Dataset entries:
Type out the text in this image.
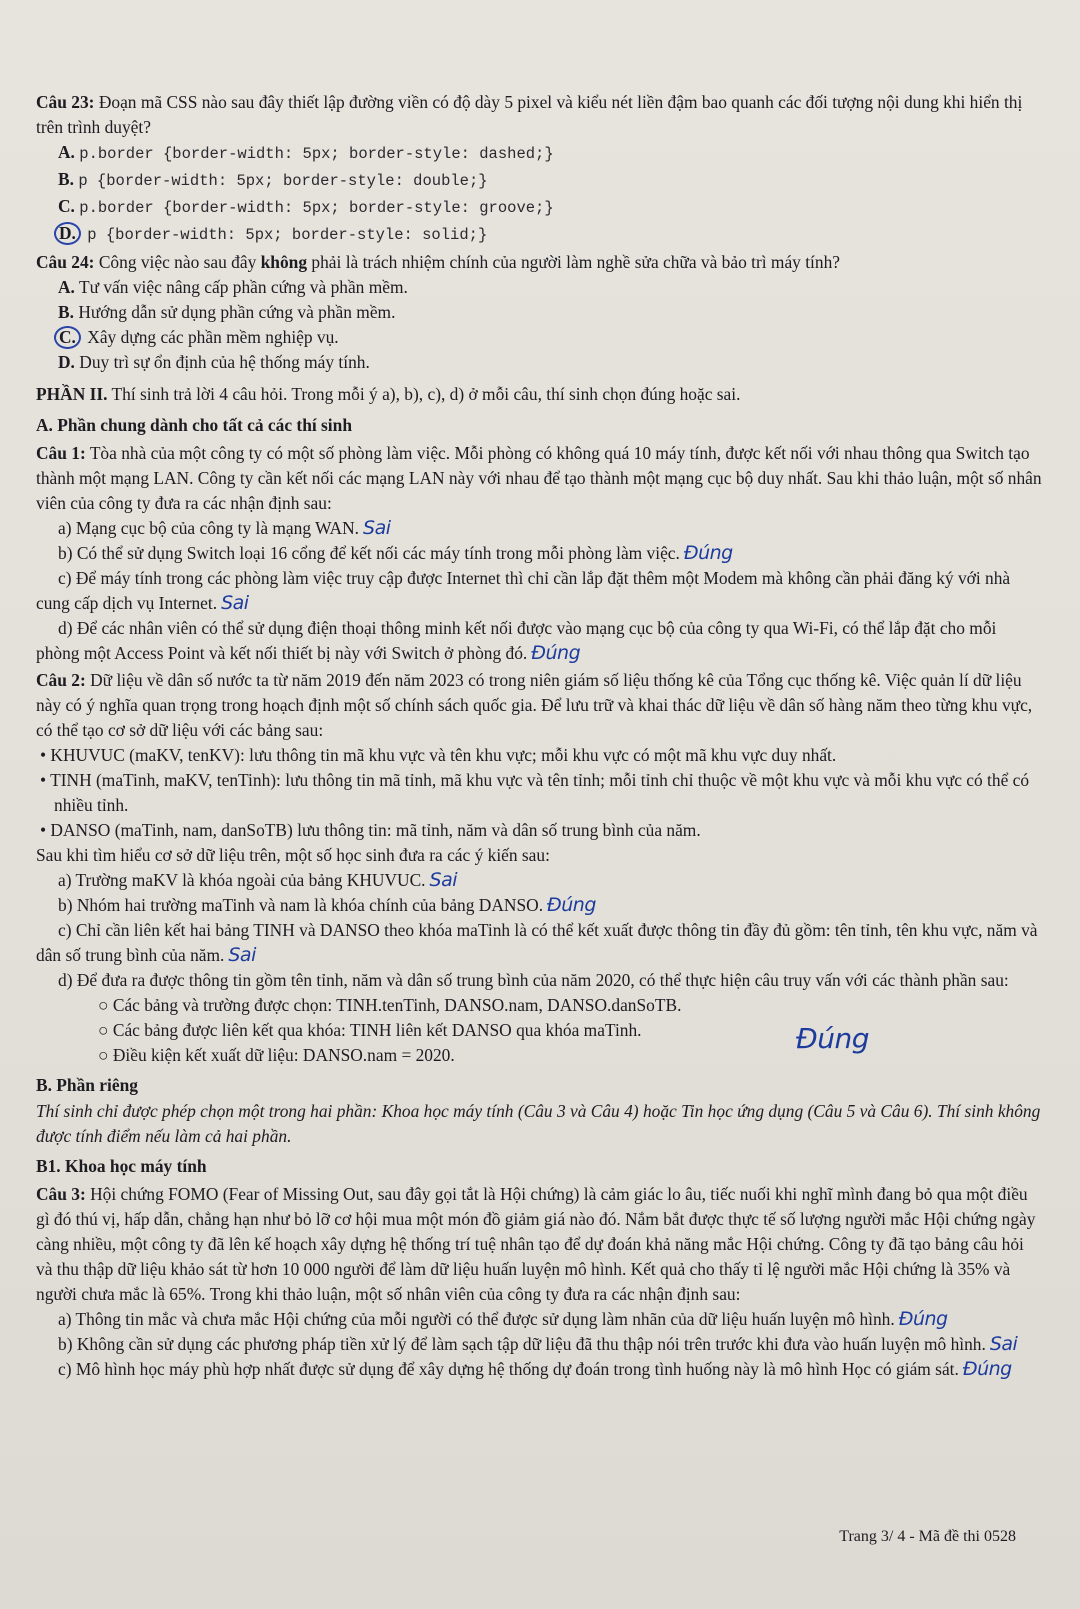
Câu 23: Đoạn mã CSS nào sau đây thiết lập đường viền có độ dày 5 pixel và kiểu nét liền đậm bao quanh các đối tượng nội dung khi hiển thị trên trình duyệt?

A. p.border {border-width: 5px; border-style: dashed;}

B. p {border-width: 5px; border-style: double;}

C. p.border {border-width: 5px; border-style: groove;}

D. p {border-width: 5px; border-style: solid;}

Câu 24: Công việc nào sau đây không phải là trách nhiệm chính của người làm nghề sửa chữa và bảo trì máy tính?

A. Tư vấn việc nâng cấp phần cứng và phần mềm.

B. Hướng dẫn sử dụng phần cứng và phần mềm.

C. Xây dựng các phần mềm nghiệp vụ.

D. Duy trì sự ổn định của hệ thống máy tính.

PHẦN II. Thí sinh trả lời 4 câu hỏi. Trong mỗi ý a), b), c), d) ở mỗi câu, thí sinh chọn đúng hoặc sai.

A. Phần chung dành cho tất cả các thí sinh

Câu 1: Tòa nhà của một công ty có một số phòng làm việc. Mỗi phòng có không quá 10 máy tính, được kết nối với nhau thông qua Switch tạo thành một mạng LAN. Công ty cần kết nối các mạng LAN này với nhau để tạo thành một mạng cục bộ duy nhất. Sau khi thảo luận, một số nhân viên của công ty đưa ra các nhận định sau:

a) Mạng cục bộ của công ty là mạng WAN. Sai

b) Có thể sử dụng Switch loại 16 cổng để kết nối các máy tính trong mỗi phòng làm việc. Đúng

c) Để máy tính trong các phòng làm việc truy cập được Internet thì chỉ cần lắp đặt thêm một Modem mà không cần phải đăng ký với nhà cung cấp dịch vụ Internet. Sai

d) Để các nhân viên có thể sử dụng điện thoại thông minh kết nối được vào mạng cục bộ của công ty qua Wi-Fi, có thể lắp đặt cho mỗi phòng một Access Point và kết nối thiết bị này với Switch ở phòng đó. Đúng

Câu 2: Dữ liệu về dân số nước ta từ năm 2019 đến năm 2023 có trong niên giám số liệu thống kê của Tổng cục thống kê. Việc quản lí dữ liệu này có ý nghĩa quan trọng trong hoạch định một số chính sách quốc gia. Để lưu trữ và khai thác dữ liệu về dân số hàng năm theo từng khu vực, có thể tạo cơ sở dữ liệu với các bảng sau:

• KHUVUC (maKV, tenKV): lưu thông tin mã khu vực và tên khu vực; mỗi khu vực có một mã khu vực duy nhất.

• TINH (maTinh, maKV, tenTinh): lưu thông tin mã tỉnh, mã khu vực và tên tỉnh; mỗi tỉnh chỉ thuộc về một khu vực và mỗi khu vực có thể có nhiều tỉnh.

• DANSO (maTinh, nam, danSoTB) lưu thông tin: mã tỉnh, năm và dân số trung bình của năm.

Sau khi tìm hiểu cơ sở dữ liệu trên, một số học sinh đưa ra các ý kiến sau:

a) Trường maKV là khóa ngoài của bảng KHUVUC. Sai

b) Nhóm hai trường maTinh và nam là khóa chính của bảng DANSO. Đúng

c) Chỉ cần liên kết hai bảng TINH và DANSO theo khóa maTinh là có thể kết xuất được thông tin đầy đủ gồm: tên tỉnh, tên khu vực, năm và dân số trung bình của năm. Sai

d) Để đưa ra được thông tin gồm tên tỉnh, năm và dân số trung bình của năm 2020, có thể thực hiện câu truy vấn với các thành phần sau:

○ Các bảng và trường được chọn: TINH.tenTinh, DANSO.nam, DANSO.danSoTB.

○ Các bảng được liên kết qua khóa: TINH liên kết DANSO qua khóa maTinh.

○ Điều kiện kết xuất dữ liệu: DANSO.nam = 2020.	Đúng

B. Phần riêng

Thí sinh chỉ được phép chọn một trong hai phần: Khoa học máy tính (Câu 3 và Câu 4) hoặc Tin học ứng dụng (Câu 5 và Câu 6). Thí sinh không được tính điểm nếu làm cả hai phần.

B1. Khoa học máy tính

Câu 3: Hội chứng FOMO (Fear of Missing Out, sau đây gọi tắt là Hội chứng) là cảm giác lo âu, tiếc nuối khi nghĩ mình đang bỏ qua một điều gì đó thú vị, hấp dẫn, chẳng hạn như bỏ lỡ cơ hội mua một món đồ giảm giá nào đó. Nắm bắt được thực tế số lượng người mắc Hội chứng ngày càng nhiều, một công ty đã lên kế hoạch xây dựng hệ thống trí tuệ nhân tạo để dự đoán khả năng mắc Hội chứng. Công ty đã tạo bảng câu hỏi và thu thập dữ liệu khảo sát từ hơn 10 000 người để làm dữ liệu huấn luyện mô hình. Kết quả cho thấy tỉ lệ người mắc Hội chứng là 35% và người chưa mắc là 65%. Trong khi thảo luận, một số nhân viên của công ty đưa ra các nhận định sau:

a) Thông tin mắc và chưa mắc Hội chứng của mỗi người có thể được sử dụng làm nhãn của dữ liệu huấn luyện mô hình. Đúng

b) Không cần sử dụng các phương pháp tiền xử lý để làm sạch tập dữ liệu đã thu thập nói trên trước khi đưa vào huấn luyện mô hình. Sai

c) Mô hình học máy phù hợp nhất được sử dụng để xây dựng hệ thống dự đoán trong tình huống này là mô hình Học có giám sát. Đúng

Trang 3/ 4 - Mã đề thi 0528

**DIRECTIONS FOR THIS TASK**:
Leave out the pictures and copy the rest of the material above exactly.

**RESPONSE TO THE TASK**:
Type out the text in this image.
Câu 23: Đoạn mã CSS nào sau đây thiết lập đường viền có độ dày 5 pixel và kiểu nét liền đậm bao quanh các đối tượng nội dung khi hiển thị trên trình duyệt?

A. p.border {border-width: 5px; border-style: dashed;}

B. p {border-width: 5px; border-style: double;}

C. p.border {border-width: 5px; border-style: groove;}

D. p {border-width: 5px; border-style: solid;}

Câu 24: Công việc nào sau đây không phải là trách nhiệm chính của người làm nghề sửa chữa và bảo trì máy tính?

A. Tư vấn việc nâng cấp phần cứng và phần mềm.

B. Hướng dẫn sử dụng phần cứng và phần mềm.

C. Xây dựng các phần mềm nghiệp vụ.

D. Duy trì sự ổn định của hệ thống máy tính.

PHẦN II. Thí sinh trả lời 4 câu hỏi. Trong mỗi ý a), b), c), d) ở mỗi câu, thí sinh chọn đúng hoặc sai.

A. Phần chung dành cho tất cả các thí sinh

Câu 1: Tòa nhà của một công ty có một số phòng làm việc. Mỗi phòng có không quá 10 máy tính, được kết nối với nhau thông qua Switch tạo thành một mạng LAN. Công ty cần kết nối các mạng LAN này với nhau để tạo thành một mạng cục bộ duy nhất. Sau khi thảo luận, một số nhân viên của công ty đưa ra các nhận định sau:

a) Mạng cục bộ của công ty là mạng WAN. Sai

b) Có thể sử dụng Switch loại 16 cổng để kết nối các máy tính trong mỗi phòng làm việc. Đúng

c) Để máy tính trong các phòng làm việc truy cập được Internet thì chỉ cần lắp đặt thêm một Modem mà không cần phải đăng ký với nhà cung cấp dịch vụ Internet. Sai

d) Để các nhân viên có thể sử dụng điện thoại thông minh kết nối được vào mạng cục bộ của công ty qua Wi-Fi, có thể lắp đặt cho mỗi phòng một Access Point và kết nối thiết bị này với Switch ở phòng đó. Đúng

Câu 2: Dữ liệu về dân số nước ta từ năm 2019 đến năm 2023 có trong niên giám số liệu thống kê của Tổng cục thống kê. Việc quản lí dữ liệu này có ý nghĩa quan trọng trong hoạch định một số chính sách quốc gia. Để lưu trữ và khai thác dữ liệu về dân số hàng năm theo từng khu vực, có thể tạo cơ sở dữ liệu với các bảng sau:

• KHUVUC (maKV, tenKV): lưu thông tin mã khu vực và tên khu vực; mỗi khu vực có một mã khu vực duy nhất.

• TINH (maTinh, maKV, tenTinh): lưu thông tin mã tỉnh, mã khu vực và tên tỉnh; mỗi tỉnh chỉ thuộc về một khu vực và mỗi khu vực có thể có nhiều tỉnh.

• DANSO (maTinh, nam, danSoTB) lưu thông tin: mã tỉnh, năm và dân số trung bình của năm.

Sau khi tìm hiểu cơ sở dữ liệu trên, một số học sinh đưa ra các ý kiến sau:

a) Trường maKV là khóa ngoài của bảng KHUVUC. Sai

b) Nhóm hai trường maTinh và nam là khóa chính của bảng DANSO. Đúng

c) Chỉ cần liên kết hai bảng TINH và DANSO theo khóa maTinh là có thể kết xuất được thông tin đầy đủ gồm: tên tỉnh, tên khu vực, năm và dân số trung bình của năm. Sai

d) Để đưa ra được thông tin gồm tên tỉnh, năm và dân số trung bình của năm 2020, có thể thực hiện câu truy vấn với các thành phần sau:

○ Các bảng và trường được chọn: TINH.tenTinh, DANSO.nam, DANSO.danSoTB.

○ Các bảng được liên kết qua khóa: TINH liên kết DANSO qua khóa maTinh.

○ Điều kiện kết xuất dữ liệu: DANSO.nam = 2020.	Đúng

B. Phần riêng

Thí sinh chỉ được phép chọn một trong hai phần: Khoa học máy tính (Câu 3 và Câu 4) hoặc Tin học ứng dụng (Câu 5 và Câu 6). Thí sinh không được tính điểm nếu làm cả hai phần.

B1. Khoa học máy tính

Câu 3: Hội chứng FOMO (Fear of Missing Out, sau đây gọi tắt là Hội chứng) là cảm giác lo âu, tiếc nuối khi nghĩ mình đang bỏ qua một điều gì đó thú vị, hấp dẫn, chẳng hạn như bỏ lỡ cơ hội mua một món đồ giảm giá nào đó. Nắm bắt được thực tế số lượng người mắc Hội chứng ngày càng nhiều, một công ty đã lên kế hoạch xây dựng hệ thống trí tuệ nhân tạo để dự đoán khả năng mắc Hội chứng. Công ty đã tạo bảng câu hỏi và thu thập dữ liệu khảo sát từ hơn 10 000 người để làm dữ liệu huấn luyện mô hình. Kết quả cho thấy tỉ lệ người mắc Hội chứng là 35% và người chưa mắc là 65%. Trong khi thảo luận, một số nhân viên của công ty đưa ra các nhận định sau:

a) Thông tin mắc và chưa mắc Hội chứng của mỗi người có thể được sử dụng làm nhãn của dữ liệu huấn luyện mô hình. Đúng

b) Không cần sử dụng các phương pháp tiền xử lý để làm sạch tập dữ liệu đã thu thập nói trên trước khi đưa vào huấn luyện mô hình. Sai

c) Mô hình học máy phù hợp nhất được sử dụng để xây dựng hệ thống dự đoán trong tình huống này là mô hình Học có giám sát. Đúng

Trang 3/ 4 - Mã đề thi 0528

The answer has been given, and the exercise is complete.